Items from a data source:
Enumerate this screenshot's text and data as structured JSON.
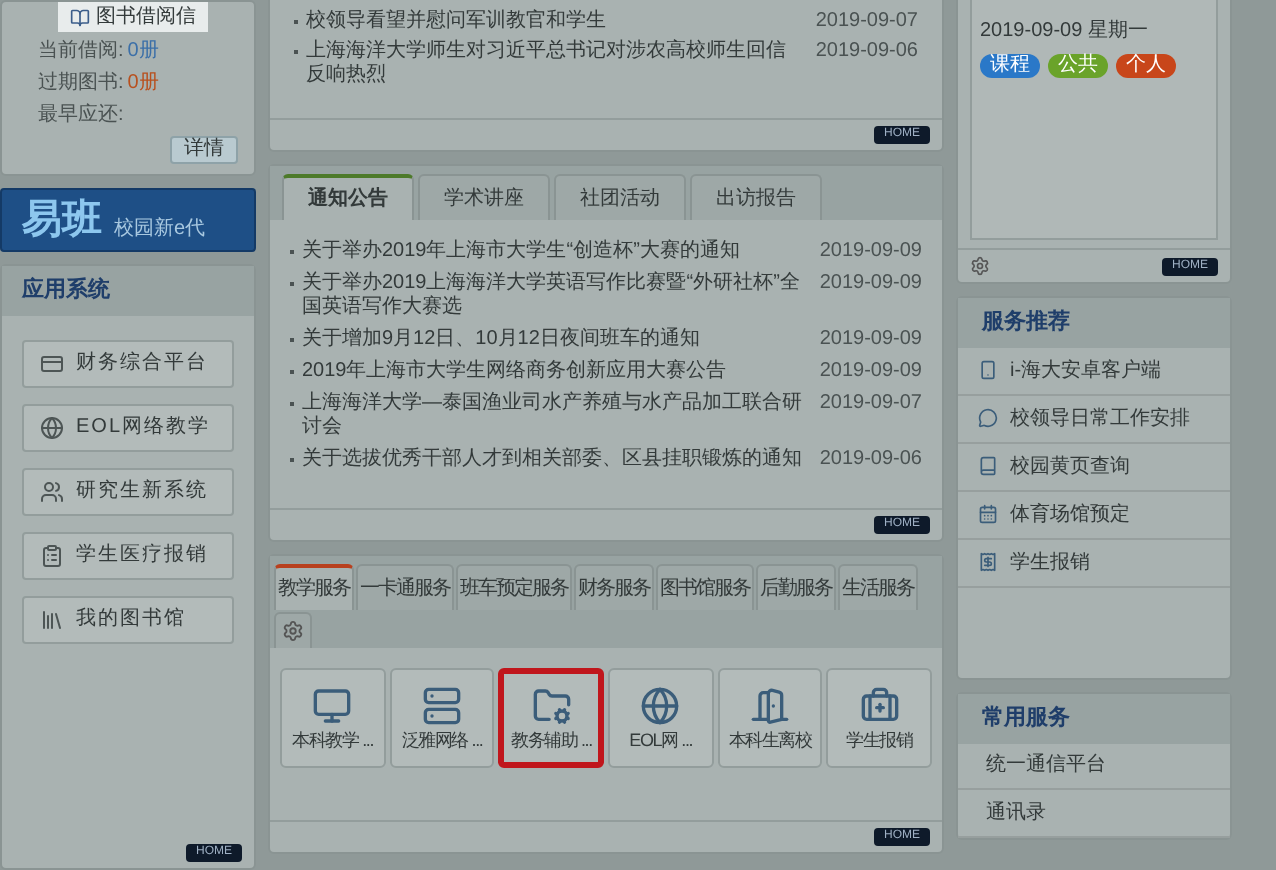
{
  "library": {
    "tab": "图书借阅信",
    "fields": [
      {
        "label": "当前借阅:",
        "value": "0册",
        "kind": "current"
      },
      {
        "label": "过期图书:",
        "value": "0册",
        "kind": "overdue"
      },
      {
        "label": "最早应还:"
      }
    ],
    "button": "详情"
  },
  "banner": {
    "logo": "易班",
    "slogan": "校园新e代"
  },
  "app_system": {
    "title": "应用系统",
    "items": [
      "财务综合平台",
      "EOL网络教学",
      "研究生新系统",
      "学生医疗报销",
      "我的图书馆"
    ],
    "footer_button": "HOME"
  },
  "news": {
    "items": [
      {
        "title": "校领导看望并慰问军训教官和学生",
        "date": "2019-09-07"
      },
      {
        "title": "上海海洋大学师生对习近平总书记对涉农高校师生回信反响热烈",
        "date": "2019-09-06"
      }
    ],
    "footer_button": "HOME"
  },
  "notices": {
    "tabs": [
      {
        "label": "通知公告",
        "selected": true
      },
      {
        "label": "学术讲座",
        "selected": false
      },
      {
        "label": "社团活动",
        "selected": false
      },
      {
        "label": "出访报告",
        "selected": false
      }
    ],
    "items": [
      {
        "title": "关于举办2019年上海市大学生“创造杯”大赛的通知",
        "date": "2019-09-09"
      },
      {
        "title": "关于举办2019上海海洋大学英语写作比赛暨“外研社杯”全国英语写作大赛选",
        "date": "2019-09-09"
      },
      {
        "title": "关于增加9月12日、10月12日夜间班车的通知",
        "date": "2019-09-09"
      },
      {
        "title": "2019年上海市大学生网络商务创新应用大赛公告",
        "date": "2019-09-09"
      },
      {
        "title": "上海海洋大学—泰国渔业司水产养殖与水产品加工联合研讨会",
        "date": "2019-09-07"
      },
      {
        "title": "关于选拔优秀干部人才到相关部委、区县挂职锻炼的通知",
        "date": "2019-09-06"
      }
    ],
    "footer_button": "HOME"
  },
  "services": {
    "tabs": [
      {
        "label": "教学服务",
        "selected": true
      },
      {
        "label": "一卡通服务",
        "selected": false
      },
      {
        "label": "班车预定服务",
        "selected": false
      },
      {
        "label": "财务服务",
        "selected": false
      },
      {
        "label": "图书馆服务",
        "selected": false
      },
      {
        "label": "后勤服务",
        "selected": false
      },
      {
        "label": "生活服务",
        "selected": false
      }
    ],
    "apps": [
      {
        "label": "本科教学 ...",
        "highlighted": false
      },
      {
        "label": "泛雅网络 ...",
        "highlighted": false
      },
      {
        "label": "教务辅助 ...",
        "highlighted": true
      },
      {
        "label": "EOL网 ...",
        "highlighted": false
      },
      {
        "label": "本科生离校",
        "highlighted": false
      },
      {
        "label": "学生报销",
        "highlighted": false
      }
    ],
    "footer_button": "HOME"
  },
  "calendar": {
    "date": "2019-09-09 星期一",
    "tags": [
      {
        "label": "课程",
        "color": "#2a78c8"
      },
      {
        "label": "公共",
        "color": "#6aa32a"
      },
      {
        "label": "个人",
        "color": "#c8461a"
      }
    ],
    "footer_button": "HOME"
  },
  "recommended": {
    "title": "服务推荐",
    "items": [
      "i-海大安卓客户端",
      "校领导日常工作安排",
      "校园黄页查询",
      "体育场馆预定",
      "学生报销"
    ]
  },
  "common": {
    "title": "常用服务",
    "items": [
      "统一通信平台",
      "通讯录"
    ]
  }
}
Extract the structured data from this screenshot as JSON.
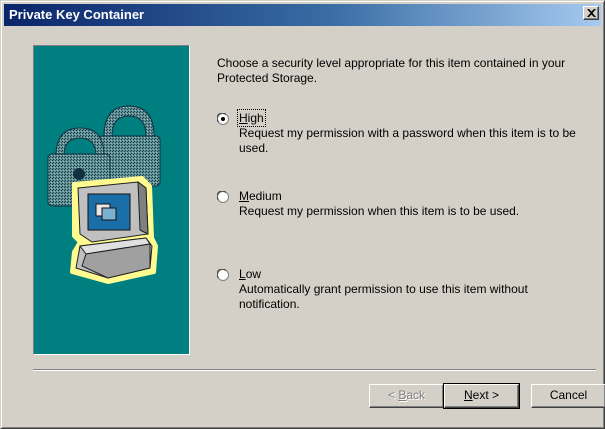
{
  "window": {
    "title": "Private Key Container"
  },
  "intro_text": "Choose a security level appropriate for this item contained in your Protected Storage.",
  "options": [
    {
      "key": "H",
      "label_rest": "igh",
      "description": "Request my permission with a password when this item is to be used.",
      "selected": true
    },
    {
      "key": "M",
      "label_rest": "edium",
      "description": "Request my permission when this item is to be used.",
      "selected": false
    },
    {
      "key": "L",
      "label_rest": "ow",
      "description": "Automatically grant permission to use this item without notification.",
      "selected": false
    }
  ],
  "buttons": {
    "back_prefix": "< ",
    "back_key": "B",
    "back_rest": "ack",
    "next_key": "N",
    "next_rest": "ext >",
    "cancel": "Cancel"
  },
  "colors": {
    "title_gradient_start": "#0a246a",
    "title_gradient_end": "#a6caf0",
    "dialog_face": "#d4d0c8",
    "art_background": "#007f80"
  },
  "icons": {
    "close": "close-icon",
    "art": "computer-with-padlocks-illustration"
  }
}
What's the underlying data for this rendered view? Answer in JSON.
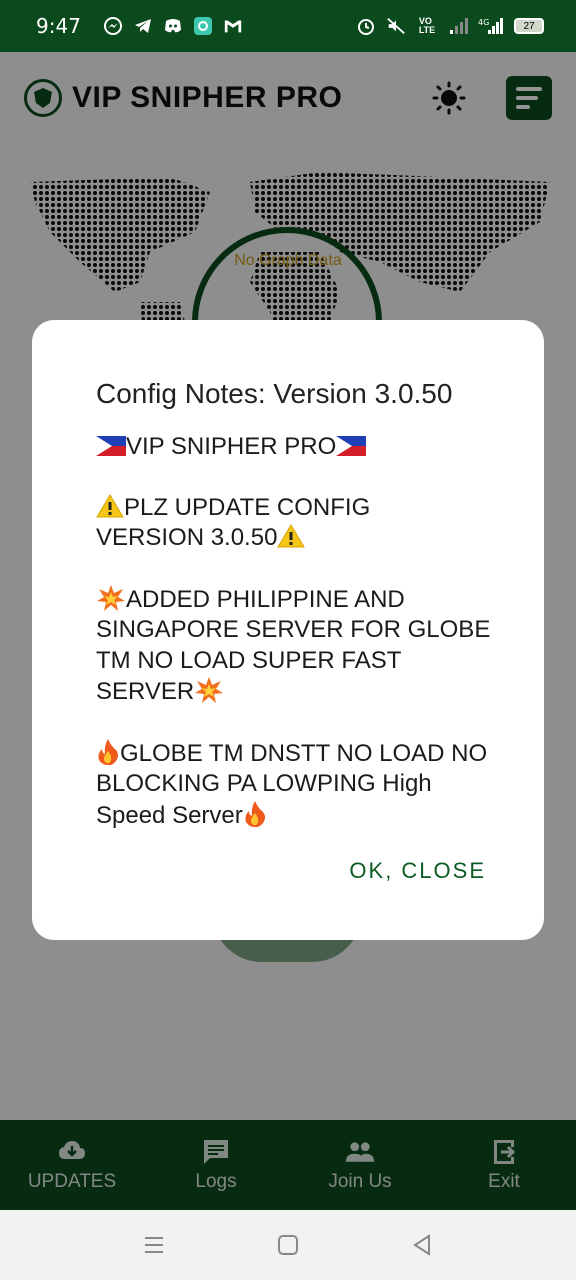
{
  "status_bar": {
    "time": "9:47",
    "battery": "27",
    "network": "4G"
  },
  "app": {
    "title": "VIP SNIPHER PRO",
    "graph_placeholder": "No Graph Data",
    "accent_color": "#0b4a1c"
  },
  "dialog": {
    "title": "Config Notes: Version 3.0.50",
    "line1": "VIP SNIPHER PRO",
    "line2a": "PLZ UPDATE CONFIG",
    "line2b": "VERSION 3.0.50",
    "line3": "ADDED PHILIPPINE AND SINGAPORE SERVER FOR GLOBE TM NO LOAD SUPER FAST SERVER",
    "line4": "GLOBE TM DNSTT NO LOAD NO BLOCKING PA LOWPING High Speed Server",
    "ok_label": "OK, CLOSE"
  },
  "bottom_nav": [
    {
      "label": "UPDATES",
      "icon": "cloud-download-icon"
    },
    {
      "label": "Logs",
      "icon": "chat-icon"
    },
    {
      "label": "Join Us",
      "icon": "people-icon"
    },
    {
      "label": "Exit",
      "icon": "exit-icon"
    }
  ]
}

CHALLENGE
Check each line of the records for the word "GLOBE", and show the lines that contain it.

FINISHED TASK
    "line3": "ADDED PHILIPPINE AND SINGAPORE SERVER FOR GLOBE TM NO LOAD SUPER FAST SERVER",
    "line4": "GLOBE TM DNSTT NO LOAD NO BLOCKING PA LOWPING High Speed Server",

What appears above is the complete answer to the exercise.